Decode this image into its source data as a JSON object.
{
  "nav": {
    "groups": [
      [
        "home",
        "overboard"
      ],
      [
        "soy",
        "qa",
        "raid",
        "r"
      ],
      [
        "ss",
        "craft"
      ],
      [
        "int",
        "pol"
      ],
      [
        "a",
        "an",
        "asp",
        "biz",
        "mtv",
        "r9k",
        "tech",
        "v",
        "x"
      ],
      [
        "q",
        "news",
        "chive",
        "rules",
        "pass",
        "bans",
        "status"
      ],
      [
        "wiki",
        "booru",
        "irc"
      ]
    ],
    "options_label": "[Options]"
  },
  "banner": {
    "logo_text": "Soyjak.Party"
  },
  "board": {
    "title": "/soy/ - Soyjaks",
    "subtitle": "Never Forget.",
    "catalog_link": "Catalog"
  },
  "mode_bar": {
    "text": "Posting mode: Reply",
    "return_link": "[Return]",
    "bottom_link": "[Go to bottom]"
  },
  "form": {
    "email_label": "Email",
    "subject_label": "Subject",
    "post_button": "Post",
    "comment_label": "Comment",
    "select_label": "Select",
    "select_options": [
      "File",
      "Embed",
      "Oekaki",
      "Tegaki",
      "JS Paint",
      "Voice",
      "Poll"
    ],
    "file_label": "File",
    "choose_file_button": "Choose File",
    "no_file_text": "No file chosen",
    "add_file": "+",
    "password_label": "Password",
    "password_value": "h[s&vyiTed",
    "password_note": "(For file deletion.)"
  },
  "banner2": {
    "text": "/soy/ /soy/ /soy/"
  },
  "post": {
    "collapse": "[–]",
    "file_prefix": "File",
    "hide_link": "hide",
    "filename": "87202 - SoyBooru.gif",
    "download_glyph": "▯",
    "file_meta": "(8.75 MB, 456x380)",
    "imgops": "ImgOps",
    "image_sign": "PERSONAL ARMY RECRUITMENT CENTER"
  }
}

#### What to produce:
Transcribe all entries exactly as they are given.

#### Answer to the exercise:
Decode this image into its source data as a JSON object.
{
  "nav": {
    "groups": [
      [
        "home",
        "overboard"
      ],
      [
        "soy",
        "qa",
        "raid",
        "r"
      ],
      [
        "ss",
        "craft"
      ],
      [
        "int",
        "pol"
      ],
      [
        "a",
        "an",
        "asp",
        "biz",
        "mtv",
        "r9k",
        "tech",
        "v",
        "x"
      ],
      [
        "q",
        "news",
        "chive",
        "rules",
        "pass",
        "bans",
        "status"
      ],
      [
        "wiki",
        "booru",
        "irc"
      ]
    ],
    "options_label": "[Options]"
  },
  "banner": {
    "logo_text": "Soyjak.Party"
  },
  "board": {
    "title": "/soy/ - Soyjaks",
    "subtitle": "Never Forget.",
    "catalog_link": "Catalog"
  },
  "mode_bar": {
    "text": "Posting mode: Reply",
    "return_link": "[Return]",
    "bottom_link": "[Go to bottom]"
  },
  "form": {
    "email_label": "Email",
    "subject_label": "Subject",
    "post_button": "Post",
    "comment_label": "Comment",
    "select_label": "Select",
    "select_options": [
      "File",
      "Embed",
      "Oekaki",
      "Tegaki",
      "JS Paint",
      "Voice",
      "Poll"
    ],
    "file_label": "File",
    "choose_file_button": "Choose File",
    "no_file_text": "No file chosen",
    "add_file": "+",
    "password_label": "Password",
    "password_value": "h[s&vyiTed",
    "password_note": "(For file deletion.)"
  },
  "banner2": {
    "text": "/soy/ /soy/ /soy/"
  },
  "post": {
    "collapse": "[–]",
    "file_prefix": "File",
    "hide_link": "hide",
    "filename": "87202 - SoyBooru.gif",
    "download_glyph": "▯",
    "file_meta": "(8.75 MB, 456x380)",
    "imgops": "ImgOps",
    "image_sign": "PERSONAL ARMY RECRUITMENT CENTER"
  }
}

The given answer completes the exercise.